Data for this task:
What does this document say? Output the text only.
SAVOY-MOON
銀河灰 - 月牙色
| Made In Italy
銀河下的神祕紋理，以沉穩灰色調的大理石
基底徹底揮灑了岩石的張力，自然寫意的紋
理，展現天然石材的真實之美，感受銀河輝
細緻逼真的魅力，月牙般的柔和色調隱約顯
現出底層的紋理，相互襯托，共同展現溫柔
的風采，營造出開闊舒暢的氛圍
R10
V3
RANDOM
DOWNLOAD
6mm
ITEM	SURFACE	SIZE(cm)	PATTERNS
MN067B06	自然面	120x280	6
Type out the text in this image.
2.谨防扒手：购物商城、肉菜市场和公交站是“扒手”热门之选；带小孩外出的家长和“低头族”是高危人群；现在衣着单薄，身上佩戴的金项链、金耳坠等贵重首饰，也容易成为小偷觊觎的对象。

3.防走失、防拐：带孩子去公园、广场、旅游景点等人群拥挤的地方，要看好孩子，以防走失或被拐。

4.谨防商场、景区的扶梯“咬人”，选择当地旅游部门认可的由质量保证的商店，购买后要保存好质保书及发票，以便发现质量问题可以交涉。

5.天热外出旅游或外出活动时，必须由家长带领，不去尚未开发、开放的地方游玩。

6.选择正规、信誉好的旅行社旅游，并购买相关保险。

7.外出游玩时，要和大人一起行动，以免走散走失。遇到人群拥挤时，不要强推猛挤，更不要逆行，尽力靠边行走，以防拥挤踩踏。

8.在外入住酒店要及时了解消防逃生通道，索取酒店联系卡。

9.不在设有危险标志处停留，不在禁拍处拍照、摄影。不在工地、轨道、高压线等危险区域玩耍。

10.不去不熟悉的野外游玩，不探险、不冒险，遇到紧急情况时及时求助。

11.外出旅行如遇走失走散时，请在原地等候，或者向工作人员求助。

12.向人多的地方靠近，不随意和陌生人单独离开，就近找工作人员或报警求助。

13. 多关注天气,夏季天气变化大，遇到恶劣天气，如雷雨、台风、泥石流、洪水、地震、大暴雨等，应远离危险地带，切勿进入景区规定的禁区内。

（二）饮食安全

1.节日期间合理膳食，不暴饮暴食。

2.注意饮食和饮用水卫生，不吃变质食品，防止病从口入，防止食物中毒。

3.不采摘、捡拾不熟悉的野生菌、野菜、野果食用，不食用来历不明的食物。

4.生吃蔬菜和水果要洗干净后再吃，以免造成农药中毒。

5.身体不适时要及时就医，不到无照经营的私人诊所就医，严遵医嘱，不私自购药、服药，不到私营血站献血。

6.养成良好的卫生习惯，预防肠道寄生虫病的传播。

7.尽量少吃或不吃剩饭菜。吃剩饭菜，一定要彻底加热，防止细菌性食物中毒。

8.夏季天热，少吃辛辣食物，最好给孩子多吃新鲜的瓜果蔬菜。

Exercise objective: Reproduce the listing in full. Keep it exactly as written.

Task response:
What does this document say? Output the text only.
SAVOY-MOON
銀河灰 - 月牙色
| Made In Italy
銀河下的神祕紋理，以沉穩灰色調的大理石
基底徹底揮灑了岩石的張力，自然寫意的紋
理，展現天然石材的真實之美，感受銀河輝
細緻逼真的魅力，月牙般的柔和色調隱約顯
現出底層的紋理，相互襯托，共同展現溫柔
的風采，營造出開闊舒暢的氛圍
R10
V3
RANDOM
DOWNLOAD
6mm
ITEM	SURFACE	SIZE(cm)	PATTERNS
MN067B06	自然面	120x280	6
Type out the text in this image.
2.谨防扒手：购物商城、肉菜市场和公交站是“扒手”热门之选；带小孩外出的家长和“低头族”是高危人群；现在衣着单薄，身上佩戴的金项链、金耳坠等贵重首饰，也容易成为小偷觊觎的对象。

3.防走失、防拐：带孩子去公园、广场、旅游景点等人群拥挤的地方，要看好孩子，以防走失或被拐。

4.谨防商场、景区的扶梯“咬人”，选择当地旅游部门认可的由质量保证的商店，购买后要保存好质保书及发票，以便发现质量问题可以交涉。

5.天热外出旅游或外出活动时，必须由家长带领，不去尚未开发、开放的地方游玩。

6.选择正规、信誉好的旅行社旅游，并购买相关保险。

7.外出游玩时，要和大人一起行动，以免走散走失。遇到人群拥挤时，不要强推猛挤，更不要逆行，尽力靠边行走，以防拥挤踩踏。

8.在外入住酒店要及时了解消防逃生通道，索取酒店联系卡。

9.不在设有危险标志处停留，不在禁拍处拍照、摄影。不在工地、轨道、高压线等危险区域玩耍。

10.不去不熟悉的野外游玩，不探险、不冒险，遇到紧急情况时及时求助。

11.外出旅行如遇走失走散时，请在原地等候，或者向工作人员求助。

12.向人多的地方靠近，不随意和陌生人单独离开，就近找工作人员或报警求助。

13. 多关注天气,夏季天气变化大，遇到恶劣天气，如雷雨、台风、泥石流、洪水、地震、大暴雨等，应远离危险地带，切勿进入景区规定的禁区内。

（二）饮食安全

1.节日期间合理膳食，不暴饮暴食。

2.注意饮食和饮用水卫生，不吃变质食品，防止病从口入，防止食物中毒。

3.不采摘、捡拾不熟悉的野生菌、野菜、野果食用，不食用来历不明的食物。

4.生吃蔬菜和水果要洗干净后再吃，以免造成农药中毒。

5.身体不适时要及时就医，不到无照经营的私人诊所就医，严遵医嘱，不私自购药、服药，不到私营血站献血。

6.养成良好的卫生习惯，预防肠道寄生虫病的传播。

7.尽量少吃或不吃剩饭菜。吃剩饭菜，一定要彻底加热，防止细菌性食物中毒。

8.夏季天热，少吃辛辣食物，最好给孩子多吃新鲜的瓜果蔬菜。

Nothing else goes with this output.